— START OF Dataset —
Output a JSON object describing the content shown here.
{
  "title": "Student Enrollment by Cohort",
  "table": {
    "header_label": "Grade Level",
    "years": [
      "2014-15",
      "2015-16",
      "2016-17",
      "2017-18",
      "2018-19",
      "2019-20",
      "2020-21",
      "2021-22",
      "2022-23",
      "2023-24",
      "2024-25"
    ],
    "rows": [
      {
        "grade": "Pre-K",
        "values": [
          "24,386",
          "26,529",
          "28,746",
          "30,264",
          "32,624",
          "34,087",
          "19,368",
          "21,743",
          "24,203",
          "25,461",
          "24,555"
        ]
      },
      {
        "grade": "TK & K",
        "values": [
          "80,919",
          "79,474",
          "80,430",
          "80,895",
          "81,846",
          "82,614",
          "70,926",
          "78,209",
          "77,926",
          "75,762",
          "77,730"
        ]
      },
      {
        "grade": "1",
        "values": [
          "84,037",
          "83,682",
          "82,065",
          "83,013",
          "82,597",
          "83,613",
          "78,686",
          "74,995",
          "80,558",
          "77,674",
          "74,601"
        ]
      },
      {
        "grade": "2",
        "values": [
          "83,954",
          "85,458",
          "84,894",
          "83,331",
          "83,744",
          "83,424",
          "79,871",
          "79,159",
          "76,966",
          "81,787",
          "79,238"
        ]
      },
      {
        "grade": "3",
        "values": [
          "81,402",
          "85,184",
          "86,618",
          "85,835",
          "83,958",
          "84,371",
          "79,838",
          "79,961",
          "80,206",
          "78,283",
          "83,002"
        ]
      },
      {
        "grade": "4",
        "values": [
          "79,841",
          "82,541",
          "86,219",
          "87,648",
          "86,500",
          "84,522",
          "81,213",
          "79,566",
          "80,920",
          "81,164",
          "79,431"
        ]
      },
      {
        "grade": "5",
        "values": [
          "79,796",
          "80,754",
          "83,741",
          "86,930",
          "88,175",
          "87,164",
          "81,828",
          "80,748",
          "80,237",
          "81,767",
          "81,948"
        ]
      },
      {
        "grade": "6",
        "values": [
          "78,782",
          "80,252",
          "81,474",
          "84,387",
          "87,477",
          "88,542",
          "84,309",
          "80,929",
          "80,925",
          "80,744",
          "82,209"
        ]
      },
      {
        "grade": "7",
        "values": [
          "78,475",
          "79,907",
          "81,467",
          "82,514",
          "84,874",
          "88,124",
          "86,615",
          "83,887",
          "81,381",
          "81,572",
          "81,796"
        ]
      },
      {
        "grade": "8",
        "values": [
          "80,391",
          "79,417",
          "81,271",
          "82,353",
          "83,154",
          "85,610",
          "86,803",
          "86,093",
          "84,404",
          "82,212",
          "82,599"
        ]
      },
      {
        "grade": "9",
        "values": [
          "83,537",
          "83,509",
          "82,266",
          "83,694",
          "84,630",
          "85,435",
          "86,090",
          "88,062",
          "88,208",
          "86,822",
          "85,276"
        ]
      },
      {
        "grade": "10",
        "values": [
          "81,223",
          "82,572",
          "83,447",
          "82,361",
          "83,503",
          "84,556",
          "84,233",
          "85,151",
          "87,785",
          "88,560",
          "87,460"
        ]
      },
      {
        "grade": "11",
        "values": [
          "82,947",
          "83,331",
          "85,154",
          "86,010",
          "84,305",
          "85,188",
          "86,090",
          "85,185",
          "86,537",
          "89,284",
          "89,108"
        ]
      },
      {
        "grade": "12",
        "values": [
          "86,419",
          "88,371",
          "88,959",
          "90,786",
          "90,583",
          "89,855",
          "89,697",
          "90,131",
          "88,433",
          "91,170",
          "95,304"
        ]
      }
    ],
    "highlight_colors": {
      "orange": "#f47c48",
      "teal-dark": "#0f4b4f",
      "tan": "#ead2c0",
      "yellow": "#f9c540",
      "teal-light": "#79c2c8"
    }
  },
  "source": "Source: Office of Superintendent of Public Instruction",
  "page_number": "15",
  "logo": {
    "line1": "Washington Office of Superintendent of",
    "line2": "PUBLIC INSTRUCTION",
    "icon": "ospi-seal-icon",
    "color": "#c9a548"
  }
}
— END OF Dataset —
> _Goal of the exercise_
Return all lines with the word "Office" in them.

> _Solution_
  "source": "Source: Office of Superintendent of Public Instruction",
    "line1": "Washington Office of Superintendent of",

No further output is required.